*** Begin section ***

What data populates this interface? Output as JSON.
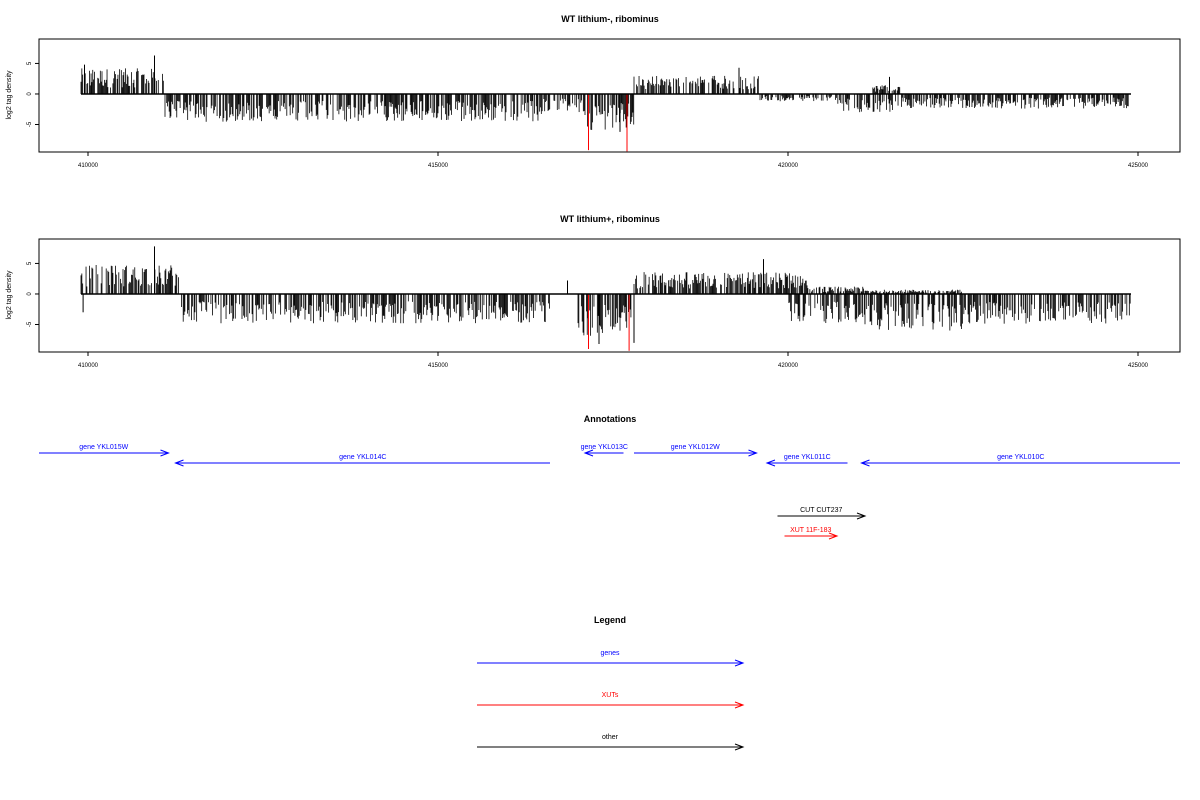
{
  "chart_data": [
    {
      "type": "bar",
      "title": "WT lithium-, ribominus",
      "ylabel": "log2 tag density",
      "xlim": [
        409300,
        425600
      ],
      "ylim": [
        -9.5,
        9
      ],
      "x_ticks": [
        410000,
        415000,
        420000,
        425000
      ],
      "x_tick_labels": [
        "410000",
        "415000",
        "420000",
        "425000"
      ],
      "y_ticks": [
        -5,
        0,
        5
      ],
      "y_tick_labels": [
        "-5",
        "0",
        "5"
      ],
      "x_range": [
        409900,
        424900
      ],
      "segments_pos": [
        [
          409900,
          411100,
          3.5
        ],
        [
          417800,
          419600,
          2.5
        ],
        [
          421200,
          421600,
          1.2
        ]
      ],
      "segments_neg": [
        [
          411100,
          416500,
          -3.8
        ],
        [
          416500,
          417100,
          -2.5
        ],
        [
          417100,
          417800,
          -5.0
        ],
        [
          419600,
          420700,
          -1.0
        ],
        [
          420700,
          421500,
          -2.5
        ],
        [
          421500,
          424900,
          -2.0
        ]
      ],
      "peaks": [
        [
          409950,
          4.8
        ],
        [
          410950,
          6.3
        ],
        [
          419300,
          4.3
        ],
        [
          421450,
          2.8
        ],
        [
          417150,
          -6.5
        ],
        [
          417600,
          -6.2
        ]
      ],
      "highlight": [
        [
          417150,
          -9.2
        ],
        [
          417700,
          -9.4
        ]
      ],
      "colors": {
        "bars": "#000000",
        "highlight": "#ff0000"
      }
    },
    {
      "type": "bar",
      "title": "WT lithium+, ribominus",
      "ylabel": "log2 tag density",
      "xlim": [
        409300,
        425600
      ],
      "ylim": [
        -9.5,
        9
      ],
      "x_ticks": [
        410000,
        415000,
        420000,
        425000
      ],
      "x_tick_labels": [
        "410000",
        "415000",
        "420000",
        "425000"
      ],
      "y_ticks": [
        -5,
        0,
        5
      ],
      "y_tick_labels": [
        "-5",
        "0",
        "5"
      ],
      "x_range": [
        409900,
        424900
      ],
      "segments_pos": [
        [
          409900,
          411300,
          4.0
        ],
        [
          417800,
          420300,
          3.0
        ],
        [
          420300,
          421100,
          1.0
        ],
        [
          421100,
          422500,
          0.6
        ]
      ],
      "segments_neg": [
        [
          411300,
          416600,
          -4.0
        ],
        [
          417000,
          417800,
          -6.0
        ],
        [
          420000,
          421100,
          -4.0
        ],
        [
          421100,
          422500,
          -5.0
        ],
        [
          422500,
          424900,
          -4.2
        ]
      ],
      "peaks": [
        [
          410950,
          7.8
        ],
        [
          416850,
          2.2
        ],
        [
          419650,
          5.7
        ],
        [
          409930,
          -3.0
        ],
        [
          417300,
          -8.2
        ],
        [
          417800,
          -8.0
        ]
      ],
      "highlight": [
        [
          417150,
          -9.0
        ],
        [
          417730,
          -9.3
        ]
      ],
      "colors": {
        "bars": "#000000",
        "highlight": "#ff0000"
      }
    }
  ],
  "annotations": {
    "title": "Annotations",
    "features": [
      {
        "label": "gene YKL015W",
        "category": "genes",
        "strand": "+",
        "start": 409300,
        "end": 411150
      },
      {
        "label": "gene YKL014C",
        "category": "genes",
        "strand": "-",
        "start": 411250,
        "end": 416600
      },
      {
        "label": "gene YKL013C",
        "category": "genes",
        "strand": "-",
        "start": 417100,
        "end": 417650
      },
      {
        "label": "gene YKL012W",
        "category": "genes",
        "strand": "+",
        "start": 417800,
        "end": 419550
      },
      {
        "label": "gene YKL011C",
        "category": "genes",
        "strand": "-",
        "start": 419700,
        "end": 420850
      },
      {
        "label": "gene YKL010C",
        "category": "genes",
        "strand": "-",
        "start": 421050,
        "end": 425600
      },
      {
        "label": "CUT CUT237",
        "category": "other",
        "strand": "+",
        "start": 419850,
        "end": 421100
      },
      {
        "label": "XUT 11F-183",
        "category": "XUTs",
        "strand": "+",
        "start": 419950,
        "end": 420700
      }
    ]
  },
  "legend": {
    "title": "Legend",
    "items": [
      {
        "label": "genes",
        "color": "#0000ff"
      },
      {
        "label": "XUTs",
        "color": "#ff0000"
      },
      {
        "label": "other",
        "color": "#000000"
      }
    ]
  }
}
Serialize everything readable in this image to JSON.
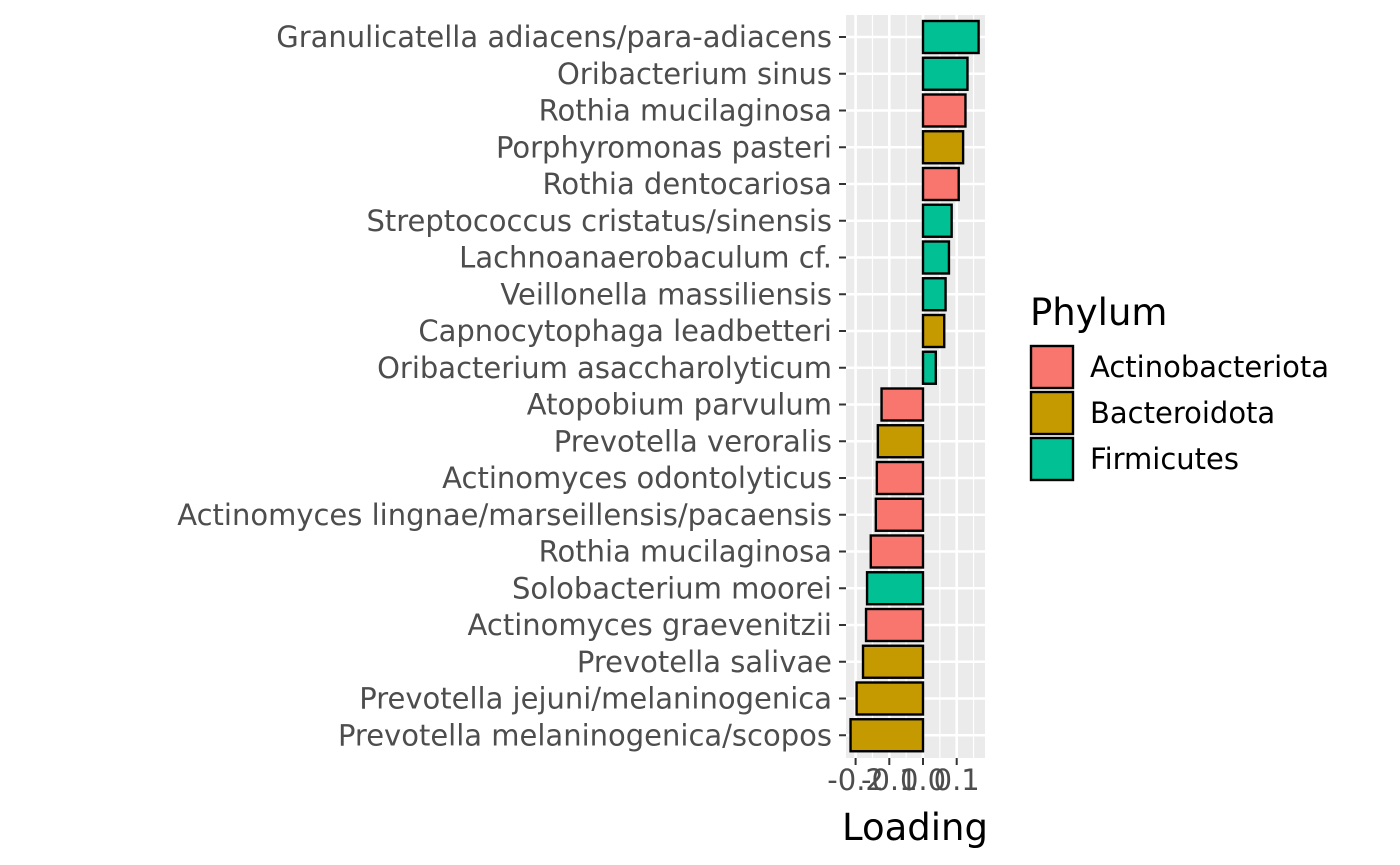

*** End section ***

## YOUR ASSIGNMENT
Among the records above, how many lines contain the word "lithium"? Answer with the number by itself.

## RESULT BELOW
2